◆ **Task brief**: Your task is to transcribe all of the data below exactly, omitting the images.

◆ **Record excerpts**:
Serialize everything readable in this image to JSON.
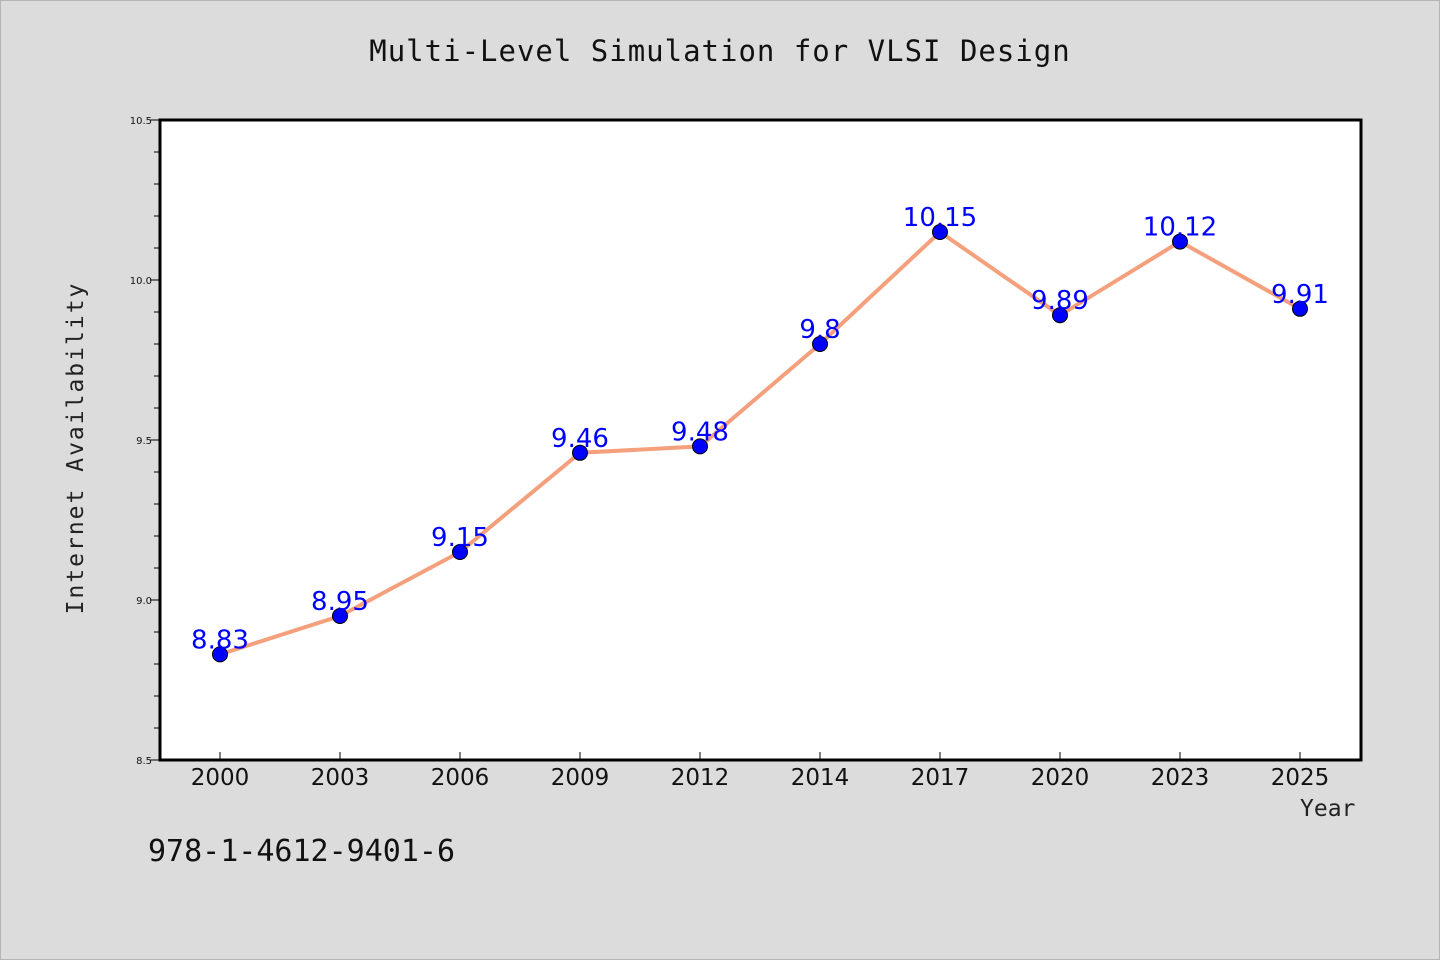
{
  "colors": {
    "line": "#f4a07c",
    "marker": "#0000ff",
    "label": "#0000ff",
    "plot_bg": "#ffffff",
    "figure_bg": "#dcdcdc"
  },
  "footer_text": "978-1-4612-9401-6",
  "chart_data": {
    "type": "line",
    "title": "Multi-Level Simulation for VLSI Design",
    "xlabel": "Year",
    "ylabel": "Internet Availability",
    "categories": [
      "2000",
      "2003",
      "2006",
      "2009",
      "2012",
      "2014",
      "2017",
      "2020",
      "2023",
      "2025"
    ],
    "values": [
      8.83,
      8.95,
      9.15,
      9.46,
      9.48,
      9.8,
      10.15,
      9.89,
      10.12,
      9.91
    ],
    "data_labels": [
      "8.83",
      "8.95",
      "9.15",
      "9.46",
      "9.48",
      "9.8",
      "10.15",
      "9.89",
      "10.12",
      "9.91"
    ],
    "ylim": [
      8.5,
      10.5
    ],
    "yticks": [
      "8.5",
      "9.0",
      "9.5",
      "10.0",
      "10.5"
    ],
    "grid": false,
    "legend": "none"
  }
}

◆ **Reply to the exercise**:
Serialize everything readable in this image to JSON.
{
  "colors": {
    "line": "#f4a07c",
    "marker": "#0000ff",
    "label": "#0000ff",
    "plot_bg": "#ffffff",
    "figure_bg": "#dcdcdc"
  },
  "footer_text": "978-1-4612-9401-6",
  "chart_data": {
    "type": "line",
    "title": "Multi-Level Simulation for VLSI Design",
    "xlabel": "Year",
    "ylabel": "Internet Availability",
    "categories": [
      "2000",
      "2003",
      "2006",
      "2009",
      "2012",
      "2014",
      "2017",
      "2020",
      "2023",
      "2025"
    ],
    "values": [
      8.83,
      8.95,
      9.15,
      9.46,
      9.48,
      9.8,
      10.15,
      9.89,
      10.12,
      9.91
    ],
    "data_labels": [
      "8.83",
      "8.95",
      "9.15",
      "9.46",
      "9.48",
      "9.8",
      "10.15",
      "9.89",
      "10.12",
      "9.91"
    ],
    "ylim": [
      8.5,
      10.5
    ],
    "yticks": [
      "8.5",
      "9.0",
      "9.5",
      "10.0",
      "10.5"
    ],
    "grid": false,
    "legend": "none"
  }
}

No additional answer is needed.